WHAT YOU WILL DO.
Find the string "métier" in the records. Copy every line it appears in.

——————————

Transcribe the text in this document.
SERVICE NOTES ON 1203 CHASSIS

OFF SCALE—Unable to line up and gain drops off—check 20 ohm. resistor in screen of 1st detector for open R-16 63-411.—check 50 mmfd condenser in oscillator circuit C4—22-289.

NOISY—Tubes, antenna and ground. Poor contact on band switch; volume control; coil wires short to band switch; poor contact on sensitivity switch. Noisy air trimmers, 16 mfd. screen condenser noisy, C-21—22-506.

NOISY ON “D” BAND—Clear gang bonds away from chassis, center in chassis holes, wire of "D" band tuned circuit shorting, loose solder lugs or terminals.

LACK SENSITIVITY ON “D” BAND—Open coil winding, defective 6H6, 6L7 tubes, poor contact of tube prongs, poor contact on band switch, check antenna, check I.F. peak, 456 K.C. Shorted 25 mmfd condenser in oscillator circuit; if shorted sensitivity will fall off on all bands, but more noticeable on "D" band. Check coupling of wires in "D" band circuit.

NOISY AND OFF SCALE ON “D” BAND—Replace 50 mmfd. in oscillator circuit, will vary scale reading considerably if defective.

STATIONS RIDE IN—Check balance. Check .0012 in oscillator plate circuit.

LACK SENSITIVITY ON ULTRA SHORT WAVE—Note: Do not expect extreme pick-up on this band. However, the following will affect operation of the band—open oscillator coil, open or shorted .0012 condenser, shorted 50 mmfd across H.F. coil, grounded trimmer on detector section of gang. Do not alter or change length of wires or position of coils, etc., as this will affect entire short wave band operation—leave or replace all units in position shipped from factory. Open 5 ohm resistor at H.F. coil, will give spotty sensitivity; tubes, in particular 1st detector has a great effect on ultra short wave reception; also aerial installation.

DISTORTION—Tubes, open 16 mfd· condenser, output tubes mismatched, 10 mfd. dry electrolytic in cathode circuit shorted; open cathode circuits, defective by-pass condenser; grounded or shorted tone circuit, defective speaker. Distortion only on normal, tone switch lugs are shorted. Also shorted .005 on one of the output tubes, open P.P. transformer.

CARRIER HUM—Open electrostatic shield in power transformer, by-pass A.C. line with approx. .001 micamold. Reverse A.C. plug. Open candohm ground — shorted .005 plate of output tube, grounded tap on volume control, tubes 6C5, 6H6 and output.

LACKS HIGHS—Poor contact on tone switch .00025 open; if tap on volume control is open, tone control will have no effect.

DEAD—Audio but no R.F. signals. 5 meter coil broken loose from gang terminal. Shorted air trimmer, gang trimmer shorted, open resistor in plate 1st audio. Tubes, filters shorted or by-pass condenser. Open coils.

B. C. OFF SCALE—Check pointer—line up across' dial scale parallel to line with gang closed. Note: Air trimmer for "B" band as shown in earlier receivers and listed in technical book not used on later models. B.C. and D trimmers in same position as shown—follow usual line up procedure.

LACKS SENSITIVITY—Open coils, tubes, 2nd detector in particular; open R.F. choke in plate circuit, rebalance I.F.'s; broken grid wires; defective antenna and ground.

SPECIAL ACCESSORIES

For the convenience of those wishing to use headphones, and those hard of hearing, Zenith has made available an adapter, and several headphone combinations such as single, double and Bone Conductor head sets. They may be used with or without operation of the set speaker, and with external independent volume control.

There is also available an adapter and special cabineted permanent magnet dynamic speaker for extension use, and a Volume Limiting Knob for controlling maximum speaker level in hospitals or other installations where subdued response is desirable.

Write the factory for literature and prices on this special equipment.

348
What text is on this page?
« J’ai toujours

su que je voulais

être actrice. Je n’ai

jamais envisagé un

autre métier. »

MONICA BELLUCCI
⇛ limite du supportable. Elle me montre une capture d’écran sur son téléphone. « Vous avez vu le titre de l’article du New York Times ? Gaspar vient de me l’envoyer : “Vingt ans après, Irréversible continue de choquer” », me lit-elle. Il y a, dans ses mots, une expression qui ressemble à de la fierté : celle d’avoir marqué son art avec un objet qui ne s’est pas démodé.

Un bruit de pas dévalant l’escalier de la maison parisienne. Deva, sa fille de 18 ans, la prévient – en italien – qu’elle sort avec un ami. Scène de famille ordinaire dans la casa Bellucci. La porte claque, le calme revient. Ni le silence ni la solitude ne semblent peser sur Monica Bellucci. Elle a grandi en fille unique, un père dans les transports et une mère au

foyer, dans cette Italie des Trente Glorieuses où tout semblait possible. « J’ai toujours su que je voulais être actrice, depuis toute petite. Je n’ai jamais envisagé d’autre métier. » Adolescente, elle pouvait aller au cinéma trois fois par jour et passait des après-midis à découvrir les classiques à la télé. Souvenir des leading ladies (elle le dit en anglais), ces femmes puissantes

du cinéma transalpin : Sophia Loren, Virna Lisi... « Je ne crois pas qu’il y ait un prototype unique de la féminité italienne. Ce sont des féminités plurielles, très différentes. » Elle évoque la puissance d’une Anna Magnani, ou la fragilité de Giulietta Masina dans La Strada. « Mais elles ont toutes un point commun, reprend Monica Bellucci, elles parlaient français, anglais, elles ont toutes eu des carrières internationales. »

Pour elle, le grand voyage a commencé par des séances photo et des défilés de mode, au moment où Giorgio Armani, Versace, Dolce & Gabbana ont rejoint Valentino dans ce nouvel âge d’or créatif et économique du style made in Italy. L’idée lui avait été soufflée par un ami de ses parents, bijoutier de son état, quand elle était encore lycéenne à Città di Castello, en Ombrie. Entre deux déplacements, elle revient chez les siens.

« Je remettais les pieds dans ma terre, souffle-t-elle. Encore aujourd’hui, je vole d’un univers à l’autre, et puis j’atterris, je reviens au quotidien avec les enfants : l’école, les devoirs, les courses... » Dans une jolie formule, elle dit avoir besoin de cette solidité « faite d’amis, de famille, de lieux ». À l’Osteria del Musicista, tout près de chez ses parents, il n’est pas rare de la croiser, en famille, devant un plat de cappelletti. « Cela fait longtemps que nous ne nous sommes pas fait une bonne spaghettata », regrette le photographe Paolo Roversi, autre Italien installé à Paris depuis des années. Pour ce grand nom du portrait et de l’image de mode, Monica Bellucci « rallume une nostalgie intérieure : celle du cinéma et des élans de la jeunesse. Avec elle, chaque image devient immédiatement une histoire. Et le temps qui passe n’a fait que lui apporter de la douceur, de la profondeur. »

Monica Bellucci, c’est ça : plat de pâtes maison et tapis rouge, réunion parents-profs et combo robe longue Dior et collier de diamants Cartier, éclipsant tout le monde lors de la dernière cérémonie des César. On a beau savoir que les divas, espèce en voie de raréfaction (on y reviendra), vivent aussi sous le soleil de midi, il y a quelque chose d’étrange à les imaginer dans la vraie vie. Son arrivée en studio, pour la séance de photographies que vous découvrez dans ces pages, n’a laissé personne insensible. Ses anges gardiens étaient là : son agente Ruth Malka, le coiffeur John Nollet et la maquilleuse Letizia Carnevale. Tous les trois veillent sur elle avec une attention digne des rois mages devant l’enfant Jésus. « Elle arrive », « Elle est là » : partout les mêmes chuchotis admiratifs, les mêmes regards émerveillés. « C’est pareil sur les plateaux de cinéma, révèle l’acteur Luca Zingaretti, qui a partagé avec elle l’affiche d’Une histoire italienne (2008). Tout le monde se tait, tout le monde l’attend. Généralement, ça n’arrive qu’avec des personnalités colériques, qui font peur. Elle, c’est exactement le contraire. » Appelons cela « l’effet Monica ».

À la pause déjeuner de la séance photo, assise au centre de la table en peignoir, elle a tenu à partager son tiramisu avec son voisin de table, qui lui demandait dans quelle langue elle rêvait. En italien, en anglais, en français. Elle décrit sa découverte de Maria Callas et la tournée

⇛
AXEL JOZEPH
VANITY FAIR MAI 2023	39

——————————

COMPLETED EXERCISE.
autre métier. »
foyer, dans cette Italie des Trente Glorieuses où tout semblait possible. « J’ai toujours su que je voulais être actrice, depuis toute petite. Je n’ai jamais envisagé d’autre métier. » Adolescente, elle pouvait aller au cinéma trois fois par jour et passait des après-midis à découvrir les classiques à la télé. Souvenir des leading ladies (elle le dit en anglais), ces femmes puissantes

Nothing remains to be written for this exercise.